> _Data for this exercise_:
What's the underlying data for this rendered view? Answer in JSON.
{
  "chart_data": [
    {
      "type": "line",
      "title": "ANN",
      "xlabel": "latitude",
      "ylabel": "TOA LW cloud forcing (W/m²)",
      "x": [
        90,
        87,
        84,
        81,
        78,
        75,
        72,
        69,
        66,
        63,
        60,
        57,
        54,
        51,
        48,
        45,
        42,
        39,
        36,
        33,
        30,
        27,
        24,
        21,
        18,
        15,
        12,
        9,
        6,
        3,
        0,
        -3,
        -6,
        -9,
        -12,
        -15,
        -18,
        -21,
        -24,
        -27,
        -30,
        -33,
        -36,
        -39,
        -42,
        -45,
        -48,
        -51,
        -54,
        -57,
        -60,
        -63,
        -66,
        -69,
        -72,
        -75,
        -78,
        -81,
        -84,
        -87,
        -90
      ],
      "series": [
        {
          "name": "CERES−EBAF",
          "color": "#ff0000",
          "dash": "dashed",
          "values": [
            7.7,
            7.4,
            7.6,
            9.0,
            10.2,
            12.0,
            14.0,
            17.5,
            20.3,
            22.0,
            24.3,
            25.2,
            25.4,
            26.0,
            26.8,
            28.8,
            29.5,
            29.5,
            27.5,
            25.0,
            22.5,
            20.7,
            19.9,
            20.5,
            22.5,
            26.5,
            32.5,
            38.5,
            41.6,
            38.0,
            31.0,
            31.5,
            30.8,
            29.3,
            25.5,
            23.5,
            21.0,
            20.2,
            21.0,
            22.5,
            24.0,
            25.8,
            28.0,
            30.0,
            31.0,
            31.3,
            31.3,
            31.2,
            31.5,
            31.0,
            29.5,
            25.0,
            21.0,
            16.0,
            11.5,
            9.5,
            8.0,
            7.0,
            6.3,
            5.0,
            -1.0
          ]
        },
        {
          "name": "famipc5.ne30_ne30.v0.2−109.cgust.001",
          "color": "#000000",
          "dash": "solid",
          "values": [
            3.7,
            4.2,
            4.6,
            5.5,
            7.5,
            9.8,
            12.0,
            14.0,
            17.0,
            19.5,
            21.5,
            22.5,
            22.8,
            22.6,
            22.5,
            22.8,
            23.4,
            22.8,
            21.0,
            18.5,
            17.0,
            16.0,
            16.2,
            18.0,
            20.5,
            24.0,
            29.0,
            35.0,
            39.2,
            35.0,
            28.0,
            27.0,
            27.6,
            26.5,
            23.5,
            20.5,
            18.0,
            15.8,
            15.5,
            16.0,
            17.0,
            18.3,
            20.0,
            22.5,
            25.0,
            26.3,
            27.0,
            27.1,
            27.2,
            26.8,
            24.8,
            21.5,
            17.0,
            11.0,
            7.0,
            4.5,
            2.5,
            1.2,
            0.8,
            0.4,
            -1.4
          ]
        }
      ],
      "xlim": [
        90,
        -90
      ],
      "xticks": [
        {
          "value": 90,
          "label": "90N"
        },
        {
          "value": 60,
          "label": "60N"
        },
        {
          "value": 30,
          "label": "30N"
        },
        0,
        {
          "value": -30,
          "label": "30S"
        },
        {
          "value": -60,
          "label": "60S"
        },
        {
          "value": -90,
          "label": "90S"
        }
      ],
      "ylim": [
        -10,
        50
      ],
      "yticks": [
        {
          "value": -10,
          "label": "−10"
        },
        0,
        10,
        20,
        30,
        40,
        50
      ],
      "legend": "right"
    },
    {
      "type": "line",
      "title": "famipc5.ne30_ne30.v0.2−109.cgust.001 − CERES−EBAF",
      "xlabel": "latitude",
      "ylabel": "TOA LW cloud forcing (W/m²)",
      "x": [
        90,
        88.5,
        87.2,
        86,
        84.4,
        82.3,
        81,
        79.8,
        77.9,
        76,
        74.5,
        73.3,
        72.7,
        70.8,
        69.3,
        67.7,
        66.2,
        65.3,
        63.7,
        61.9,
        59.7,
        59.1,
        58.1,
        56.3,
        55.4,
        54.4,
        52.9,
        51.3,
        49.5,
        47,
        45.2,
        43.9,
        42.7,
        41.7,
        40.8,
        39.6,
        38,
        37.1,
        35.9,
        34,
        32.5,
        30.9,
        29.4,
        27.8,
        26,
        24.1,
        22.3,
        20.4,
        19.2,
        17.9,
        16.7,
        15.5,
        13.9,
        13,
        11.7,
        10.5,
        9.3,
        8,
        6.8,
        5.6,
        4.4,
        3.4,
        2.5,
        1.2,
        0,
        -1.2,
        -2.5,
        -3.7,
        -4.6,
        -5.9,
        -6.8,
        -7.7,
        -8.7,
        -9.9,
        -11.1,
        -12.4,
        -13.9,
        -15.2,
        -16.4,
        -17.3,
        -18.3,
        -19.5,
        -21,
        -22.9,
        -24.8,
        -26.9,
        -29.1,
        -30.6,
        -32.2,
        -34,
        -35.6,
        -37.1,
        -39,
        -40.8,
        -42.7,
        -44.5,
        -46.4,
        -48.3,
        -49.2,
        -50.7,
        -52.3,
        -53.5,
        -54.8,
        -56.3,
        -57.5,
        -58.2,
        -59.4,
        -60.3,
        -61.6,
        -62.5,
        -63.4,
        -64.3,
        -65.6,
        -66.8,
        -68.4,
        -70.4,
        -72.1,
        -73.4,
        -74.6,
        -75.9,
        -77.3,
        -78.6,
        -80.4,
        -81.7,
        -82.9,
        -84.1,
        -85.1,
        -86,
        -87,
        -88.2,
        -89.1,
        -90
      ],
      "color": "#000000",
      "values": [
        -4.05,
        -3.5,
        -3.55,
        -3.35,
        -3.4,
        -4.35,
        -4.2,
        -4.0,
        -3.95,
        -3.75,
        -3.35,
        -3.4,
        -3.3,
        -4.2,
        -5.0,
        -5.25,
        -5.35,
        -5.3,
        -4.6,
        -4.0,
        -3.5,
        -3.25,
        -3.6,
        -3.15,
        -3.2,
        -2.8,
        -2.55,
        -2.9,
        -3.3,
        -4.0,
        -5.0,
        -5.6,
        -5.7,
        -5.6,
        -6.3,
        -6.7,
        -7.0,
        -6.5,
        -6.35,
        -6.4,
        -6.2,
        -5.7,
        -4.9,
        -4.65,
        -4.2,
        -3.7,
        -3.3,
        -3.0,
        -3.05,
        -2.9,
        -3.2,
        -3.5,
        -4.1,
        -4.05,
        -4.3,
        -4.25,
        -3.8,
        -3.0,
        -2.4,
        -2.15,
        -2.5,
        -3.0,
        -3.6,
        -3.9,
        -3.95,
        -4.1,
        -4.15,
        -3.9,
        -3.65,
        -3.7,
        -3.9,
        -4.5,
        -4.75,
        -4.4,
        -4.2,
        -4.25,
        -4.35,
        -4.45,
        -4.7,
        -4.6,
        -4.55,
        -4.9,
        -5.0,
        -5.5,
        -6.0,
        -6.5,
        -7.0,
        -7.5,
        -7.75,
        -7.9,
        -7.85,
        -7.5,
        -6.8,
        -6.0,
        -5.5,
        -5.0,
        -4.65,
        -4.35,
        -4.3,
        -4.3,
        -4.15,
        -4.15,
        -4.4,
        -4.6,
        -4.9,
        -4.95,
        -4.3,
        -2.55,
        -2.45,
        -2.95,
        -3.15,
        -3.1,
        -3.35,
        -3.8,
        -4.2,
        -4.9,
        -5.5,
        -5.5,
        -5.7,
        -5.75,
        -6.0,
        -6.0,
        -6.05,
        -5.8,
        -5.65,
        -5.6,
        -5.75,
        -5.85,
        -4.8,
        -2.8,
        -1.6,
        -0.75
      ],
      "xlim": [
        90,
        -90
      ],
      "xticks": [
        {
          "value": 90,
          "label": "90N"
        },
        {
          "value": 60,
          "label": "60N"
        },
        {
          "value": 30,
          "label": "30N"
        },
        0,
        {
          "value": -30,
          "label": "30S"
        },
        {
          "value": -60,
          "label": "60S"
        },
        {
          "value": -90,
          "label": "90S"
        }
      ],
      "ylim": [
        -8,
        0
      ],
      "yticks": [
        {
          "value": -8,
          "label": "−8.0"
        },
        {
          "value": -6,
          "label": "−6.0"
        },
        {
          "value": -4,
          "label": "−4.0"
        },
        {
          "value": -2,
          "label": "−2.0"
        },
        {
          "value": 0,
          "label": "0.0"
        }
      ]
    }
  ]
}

> _What the task asks_: From the data above, show each line that contains "cgust".

> _Output of the task_:
          "name": "famipc5.ne30_ne30.v0.2−109.cgust.001",
      "title": "famipc5.ne30_ne30.v0.2−109.cgust.001 − CERES−EBAF",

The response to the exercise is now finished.